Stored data
>> BEGIN

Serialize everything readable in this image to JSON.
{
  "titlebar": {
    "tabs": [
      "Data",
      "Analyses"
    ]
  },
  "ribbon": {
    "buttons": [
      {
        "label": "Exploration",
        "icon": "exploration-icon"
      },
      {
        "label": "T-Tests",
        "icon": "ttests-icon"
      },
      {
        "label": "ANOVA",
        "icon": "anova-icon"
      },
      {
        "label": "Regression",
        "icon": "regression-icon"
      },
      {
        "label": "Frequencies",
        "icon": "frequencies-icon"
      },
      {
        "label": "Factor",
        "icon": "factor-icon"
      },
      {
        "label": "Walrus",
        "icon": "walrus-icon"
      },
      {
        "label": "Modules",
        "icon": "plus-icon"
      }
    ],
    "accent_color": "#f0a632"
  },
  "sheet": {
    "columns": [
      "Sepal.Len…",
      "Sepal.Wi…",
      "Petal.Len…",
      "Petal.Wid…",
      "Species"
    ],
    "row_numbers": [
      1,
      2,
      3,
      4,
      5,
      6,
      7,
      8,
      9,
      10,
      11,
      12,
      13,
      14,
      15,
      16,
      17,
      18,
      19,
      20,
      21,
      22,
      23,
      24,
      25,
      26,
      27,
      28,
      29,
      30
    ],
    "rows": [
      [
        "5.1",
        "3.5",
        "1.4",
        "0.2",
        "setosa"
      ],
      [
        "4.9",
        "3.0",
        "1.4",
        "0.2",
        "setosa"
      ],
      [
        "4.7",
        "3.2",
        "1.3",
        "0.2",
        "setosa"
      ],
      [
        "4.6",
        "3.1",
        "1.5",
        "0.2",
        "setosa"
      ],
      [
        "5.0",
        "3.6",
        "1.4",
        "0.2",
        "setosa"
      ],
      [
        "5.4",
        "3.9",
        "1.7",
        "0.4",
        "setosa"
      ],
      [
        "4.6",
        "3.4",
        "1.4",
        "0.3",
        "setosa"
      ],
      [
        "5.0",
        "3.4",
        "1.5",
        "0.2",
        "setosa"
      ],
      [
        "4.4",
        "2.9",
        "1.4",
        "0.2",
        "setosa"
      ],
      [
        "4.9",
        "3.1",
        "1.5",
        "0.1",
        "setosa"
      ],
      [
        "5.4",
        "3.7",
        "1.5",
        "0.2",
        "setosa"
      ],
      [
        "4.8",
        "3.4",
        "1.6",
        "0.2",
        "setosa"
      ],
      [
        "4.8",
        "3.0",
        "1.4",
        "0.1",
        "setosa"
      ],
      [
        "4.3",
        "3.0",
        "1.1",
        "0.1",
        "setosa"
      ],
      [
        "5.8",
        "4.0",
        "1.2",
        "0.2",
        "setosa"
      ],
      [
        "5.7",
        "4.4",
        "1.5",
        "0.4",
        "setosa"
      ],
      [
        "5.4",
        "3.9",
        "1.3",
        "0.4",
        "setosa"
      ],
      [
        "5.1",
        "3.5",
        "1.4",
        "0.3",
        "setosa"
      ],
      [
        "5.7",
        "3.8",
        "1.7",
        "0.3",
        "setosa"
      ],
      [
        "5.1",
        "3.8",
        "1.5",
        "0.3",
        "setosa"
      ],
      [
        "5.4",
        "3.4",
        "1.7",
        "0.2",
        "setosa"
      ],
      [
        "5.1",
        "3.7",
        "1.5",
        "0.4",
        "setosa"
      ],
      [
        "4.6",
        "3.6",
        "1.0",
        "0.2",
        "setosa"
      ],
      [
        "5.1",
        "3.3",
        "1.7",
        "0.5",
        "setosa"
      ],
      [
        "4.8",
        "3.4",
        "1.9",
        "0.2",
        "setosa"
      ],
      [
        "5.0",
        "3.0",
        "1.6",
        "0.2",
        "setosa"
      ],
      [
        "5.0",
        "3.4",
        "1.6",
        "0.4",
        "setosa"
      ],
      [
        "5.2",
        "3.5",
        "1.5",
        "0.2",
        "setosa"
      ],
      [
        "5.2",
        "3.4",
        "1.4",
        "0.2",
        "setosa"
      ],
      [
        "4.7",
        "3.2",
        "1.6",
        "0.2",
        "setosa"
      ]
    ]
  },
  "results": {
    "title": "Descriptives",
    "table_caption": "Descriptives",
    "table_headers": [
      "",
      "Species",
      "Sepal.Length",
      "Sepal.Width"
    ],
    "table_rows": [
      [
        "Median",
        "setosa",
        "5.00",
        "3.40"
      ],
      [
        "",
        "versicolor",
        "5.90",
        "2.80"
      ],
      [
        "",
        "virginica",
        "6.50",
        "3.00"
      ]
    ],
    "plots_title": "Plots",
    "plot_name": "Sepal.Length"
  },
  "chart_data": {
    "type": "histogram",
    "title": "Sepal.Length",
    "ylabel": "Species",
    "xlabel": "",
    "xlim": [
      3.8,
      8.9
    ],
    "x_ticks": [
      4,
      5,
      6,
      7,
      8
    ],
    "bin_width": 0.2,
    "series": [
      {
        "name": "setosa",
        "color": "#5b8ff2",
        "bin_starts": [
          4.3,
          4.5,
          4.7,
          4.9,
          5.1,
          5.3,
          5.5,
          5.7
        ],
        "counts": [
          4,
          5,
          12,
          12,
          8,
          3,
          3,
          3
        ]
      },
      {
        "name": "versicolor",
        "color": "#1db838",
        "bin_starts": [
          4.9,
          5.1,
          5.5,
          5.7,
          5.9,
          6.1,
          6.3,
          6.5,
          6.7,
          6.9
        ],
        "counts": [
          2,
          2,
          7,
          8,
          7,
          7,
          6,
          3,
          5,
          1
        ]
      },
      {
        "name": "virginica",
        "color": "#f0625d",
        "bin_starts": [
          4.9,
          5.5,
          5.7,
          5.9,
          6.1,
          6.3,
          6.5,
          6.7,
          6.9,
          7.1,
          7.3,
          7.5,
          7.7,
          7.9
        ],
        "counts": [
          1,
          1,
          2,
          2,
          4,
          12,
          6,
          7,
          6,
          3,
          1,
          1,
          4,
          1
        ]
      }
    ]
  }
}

>> END

EXERCISE OBJECTIVE
Quote all the records exactly, please, leaving none out.

RESULT FOR THIS TASK
Serialize everything readable in this image to JSON.
{
  "titlebar": {
    "tabs": [
      "Data",
      "Analyses"
    ]
  },
  "ribbon": {
    "buttons": [
      {
        "label": "Exploration",
        "icon": "exploration-icon"
      },
      {
        "label": "T-Tests",
        "icon": "ttests-icon"
      },
      {
        "label": "ANOVA",
        "icon": "anova-icon"
      },
      {
        "label": "Regression",
        "icon": "regression-icon"
      },
      {
        "label": "Frequencies",
        "icon": "frequencies-icon"
      },
      {
        "label": "Factor",
        "icon": "factor-icon"
      },
      {
        "label": "Walrus",
        "icon": "walrus-icon"
      },
      {
        "label": "Modules",
        "icon": "plus-icon"
      }
    ],
    "accent_color": "#f0a632"
  },
  "sheet": {
    "columns": [
      "Sepal.Len…",
      "Sepal.Wi…",
      "Petal.Len…",
      "Petal.Wid…",
      "Species"
    ],
    "row_numbers": [
      1,
      2,
      3,
      4,
      5,
      6,
      7,
      8,
      9,
      10,
      11,
      12,
      13,
      14,
      15,
      16,
      17,
      18,
      19,
      20,
      21,
      22,
      23,
      24,
      25,
      26,
      27,
      28,
      29,
      30
    ],
    "rows": [
      [
        "5.1",
        "3.5",
        "1.4",
        "0.2",
        "setosa"
      ],
      [
        "4.9",
        "3.0",
        "1.4",
        "0.2",
        "setosa"
      ],
      [
        "4.7",
        "3.2",
        "1.3",
        "0.2",
        "setosa"
      ],
      [
        "4.6",
        "3.1",
        "1.5",
        "0.2",
        "setosa"
      ],
      [
        "5.0",
        "3.6",
        "1.4",
        "0.2",
        "setosa"
      ],
      [
        "5.4",
        "3.9",
        "1.7",
        "0.4",
        "setosa"
      ],
      [
        "4.6",
        "3.4",
        "1.4",
        "0.3",
        "setosa"
      ],
      [
        "5.0",
        "3.4",
        "1.5",
        "0.2",
        "setosa"
      ],
      [
        "4.4",
        "2.9",
        "1.4",
        "0.2",
        "setosa"
      ],
      [
        "4.9",
        "3.1",
        "1.5",
        "0.1",
        "setosa"
      ],
      [
        "5.4",
        "3.7",
        "1.5",
        "0.2",
        "setosa"
      ],
      [
        "4.8",
        "3.4",
        "1.6",
        "0.2",
        "setosa"
      ],
      [
        "4.8",
        "3.0",
        "1.4",
        "0.1",
        "setosa"
      ],
      [
        "4.3",
        "3.0",
        "1.1",
        "0.1",
        "setosa"
      ],
      [
        "5.8",
        "4.0",
        "1.2",
        "0.2",
        "setosa"
      ],
      [
        "5.7",
        "4.4",
        "1.5",
        "0.4",
        "setosa"
      ],
      [
        "5.4",
        "3.9",
        "1.3",
        "0.4",
        "setosa"
      ],
      [
        "5.1",
        "3.5",
        "1.4",
        "0.3",
        "setosa"
      ],
      [
        "5.7",
        "3.8",
        "1.7",
        "0.3",
        "setosa"
      ],
      [
        "5.1",
        "3.8",
        "1.5",
        "0.3",
        "setosa"
      ],
      [
        "5.4",
        "3.4",
        "1.7",
        "0.2",
        "setosa"
      ],
      [
        "5.1",
        "3.7",
        "1.5",
        "0.4",
        "setosa"
      ],
      [
        "4.6",
        "3.6",
        "1.0",
        "0.2",
        "setosa"
      ],
      [
        "5.1",
        "3.3",
        "1.7",
        "0.5",
        "setosa"
      ],
      [
        "4.8",
        "3.4",
        "1.9",
        "0.2",
        "setosa"
      ],
      [
        "5.0",
        "3.0",
        "1.6",
        "0.2",
        "setosa"
      ],
      [
        "5.0",
        "3.4",
        "1.6",
        "0.4",
        "setosa"
      ],
      [
        "5.2",
        "3.5",
        "1.5",
        "0.2",
        "setosa"
      ],
      [
        "5.2",
        "3.4",
        "1.4",
        "0.2",
        "setosa"
      ],
      [
        "4.7",
        "3.2",
        "1.6",
        "0.2",
        "setosa"
      ]
    ]
  },
  "results": {
    "title": "Descriptives",
    "table_caption": "Descriptives",
    "table_headers": [
      "",
      "Species",
      "Sepal.Length",
      "Sepal.Width"
    ],
    "table_rows": [
      [
        "Median",
        "setosa",
        "5.00",
        "3.40"
      ],
      [
        "",
        "versicolor",
        "5.90",
        "2.80"
      ],
      [
        "",
        "virginica",
        "6.50",
        "3.00"
      ]
    ],
    "plots_title": "Plots",
    "plot_name": "Sepal.Length"
  },
  "chart_data": {
    "type": "histogram",
    "title": "Sepal.Length",
    "ylabel": "Species",
    "xlabel": "",
    "xlim": [
      3.8,
      8.9
    ],
    "x_ticks": [
      4,
      5,
      6,
      7,
      8
    ],
    "bin_width": 0.2,
    "series": [
      {
        "name": "setosa",
        "color": "#5b8ff2",
        "bin_starts": [
          4.3,
          4.5,
          4.7,
          4.9,
          5.1,
          5.3,
          5.5,
          5.7
        ],
        "counts": [
          4,
          5,
          12,
          12,
          8,
          3,
          3,
          3
        ]
      },
      {
        "name": "versicolor",
        "color": "#1db838",
        "bin_starts": [
          4.9,
          5.1,
          5.5,
          5.7,
          5.9,
          6.1,
          6.3,
          6.5,
          6.7,
          6.9
        ],
        "counts": [
          2,
          2,
          7,
          8,
          7,
          7,
          6,
          3,
          5,
          1
        ]
      },
      {
        "name": "virginica",
        "color": "#f0625d",
        "bin_starts": [
          4.9,
          5.5,
          5.7,
          5.9,
          6.1,
          6.3,
          6.5,
          6.7,
          6.9,
          7.1,
          7.3,
          7.5,
          7.7,
          7.9
        ],
        "counts": [
          1,
          1,
          2,
          2,
          4,
          12,
          6,
          7,
          6,
          3,
          1,
          1,
          4,
          1
        ]
      }
    ]
  }
}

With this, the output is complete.